## REQUIRED TASKS
- a) Reproduce everything in the inductor thread from "The DCR (or" down to "substiute is difficult.".
- b) In the inductor thread, what do the abbreviations RDC and DCR each stand for?

## EXCERPTED TEXT
====
I have a buck converter circuit I am using for a project. A PCB using the circuit will be made and assembled by JLCPCB (I have already used them for another PCB I designed and had them make with very satisfactory results). The design for the new board (from Texas Instrument WEBENCH Design Report and using a TLV62569DBV IC) calls for an Abracon ASPI-0530HI-2R2 35.0 mOhm Inductor
This item is not available from JLCPCB so a substitute I have identified from the JLCPCB (LCSC) parts list is the Bourns
OR the TDK
Both of these have very similar characteristics in some areas but vary in others and I am not sure if I am reading the results properly so hope someone may be able to help me understand.
The DCR (or RDC??) appears to be 35 mOhm and inductance is 2.2uH both as required. But the Saturation Current (Isat) and Tmp Rise Current (Irms) appear to be significantly lower than the Abracon ASPI-0530HI-2R2. Should I be too concerned about these differences as long as the DRC and Inductance are OK or are they a vital part of the spec and must be met? If they are vital then I will have to continue my search and currently there appears to be a shortage of components so finding an available, adequate substiute is difficult.
Bob I am hoping you may have a comment on this.
Had a quick look at these data sheets. You put the bourns one up twice instead of TDK.
The 2 main differences between the 2 you have linked is the shape and saturation current. The shape may not matter. The sat current is a bit suspicious, one is 9.0A the other is 0.98A. I wonder if this is a typo. What will affect this is the core material but if the size, inductance and resistance (RDC and DCR are the same = DC resistance) I would expect the core material and thus the sat current to be pretty much the same too. I looked up Element 14 and they do have a couple of 2R2 Abracon inductors but not that particular one.
All parameters are pretty important. The inductance needs to be pretty correct to get the device to work at all, the sat current will come into play as you draw more dc current from the device and once saturation starts the inductance will change radically and the device will probably quit. I think both DCR and core material have a bearing on temperature rise.
I would not trust the saturation current figures here as they seem wrong. Post a link to the TDK device and we can have another look.
====
## RAW DATA
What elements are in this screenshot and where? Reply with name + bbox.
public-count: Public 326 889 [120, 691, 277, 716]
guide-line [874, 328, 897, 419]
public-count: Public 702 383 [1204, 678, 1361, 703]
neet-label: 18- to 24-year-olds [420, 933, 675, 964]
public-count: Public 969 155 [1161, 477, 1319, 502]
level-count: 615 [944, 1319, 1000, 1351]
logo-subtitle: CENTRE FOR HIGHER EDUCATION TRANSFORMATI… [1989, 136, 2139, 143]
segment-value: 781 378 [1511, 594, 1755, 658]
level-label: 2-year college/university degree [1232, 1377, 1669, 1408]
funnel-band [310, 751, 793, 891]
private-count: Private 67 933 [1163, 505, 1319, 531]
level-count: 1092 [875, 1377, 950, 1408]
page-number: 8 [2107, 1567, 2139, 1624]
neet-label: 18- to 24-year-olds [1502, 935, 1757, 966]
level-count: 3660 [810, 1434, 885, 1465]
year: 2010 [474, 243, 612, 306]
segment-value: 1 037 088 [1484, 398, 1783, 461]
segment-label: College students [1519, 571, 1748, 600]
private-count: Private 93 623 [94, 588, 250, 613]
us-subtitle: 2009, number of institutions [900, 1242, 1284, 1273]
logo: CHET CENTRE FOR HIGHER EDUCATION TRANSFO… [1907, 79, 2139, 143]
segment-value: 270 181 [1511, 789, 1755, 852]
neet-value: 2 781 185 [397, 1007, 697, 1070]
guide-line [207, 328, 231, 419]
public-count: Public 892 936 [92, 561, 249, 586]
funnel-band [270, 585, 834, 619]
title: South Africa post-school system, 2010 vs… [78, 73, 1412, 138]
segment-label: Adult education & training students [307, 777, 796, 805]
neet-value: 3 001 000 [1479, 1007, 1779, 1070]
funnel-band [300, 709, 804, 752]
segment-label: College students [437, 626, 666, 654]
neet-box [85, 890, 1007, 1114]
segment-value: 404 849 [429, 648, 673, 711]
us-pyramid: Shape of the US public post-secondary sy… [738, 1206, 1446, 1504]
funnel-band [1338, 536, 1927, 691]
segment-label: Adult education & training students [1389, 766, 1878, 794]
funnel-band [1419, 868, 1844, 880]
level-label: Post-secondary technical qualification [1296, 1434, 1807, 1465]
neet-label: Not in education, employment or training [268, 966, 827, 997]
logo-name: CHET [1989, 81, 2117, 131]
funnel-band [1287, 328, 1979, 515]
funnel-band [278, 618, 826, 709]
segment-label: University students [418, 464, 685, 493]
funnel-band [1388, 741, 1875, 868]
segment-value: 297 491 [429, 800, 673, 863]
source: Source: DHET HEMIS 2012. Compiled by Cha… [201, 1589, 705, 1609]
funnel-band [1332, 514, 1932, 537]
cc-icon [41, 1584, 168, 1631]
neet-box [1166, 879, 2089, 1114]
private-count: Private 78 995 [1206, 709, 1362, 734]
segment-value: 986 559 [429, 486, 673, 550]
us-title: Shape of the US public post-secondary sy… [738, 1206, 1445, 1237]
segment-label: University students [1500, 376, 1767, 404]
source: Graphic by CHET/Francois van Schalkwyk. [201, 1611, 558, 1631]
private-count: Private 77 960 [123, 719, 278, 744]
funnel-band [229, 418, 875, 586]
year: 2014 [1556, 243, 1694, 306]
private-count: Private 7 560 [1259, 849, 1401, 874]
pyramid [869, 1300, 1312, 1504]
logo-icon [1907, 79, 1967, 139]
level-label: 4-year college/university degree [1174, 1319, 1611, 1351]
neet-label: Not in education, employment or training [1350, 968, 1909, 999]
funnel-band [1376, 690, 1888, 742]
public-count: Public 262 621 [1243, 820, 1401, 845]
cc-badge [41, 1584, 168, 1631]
====
## ANSWERS TO THE EXERCISE
- a)
The DCR (or RDC??) appears to be 35 mOhm and inductance is 2.2uH both as required. But the Saturation Current (Isat) and Tmp Rise Current (Irms) appear to be significantly lower than the Abracon ASPI-0530HI-2R2. Should I be too concerned about these differences as long as the DRC and Inductance are OK or are they a vital part of the spec and must be met? If they are vital then I will have to continue my search and currently there appears to be a shortage of components so finding an available, adequate substiute is difficult.

- b) Both stand for DC resistance.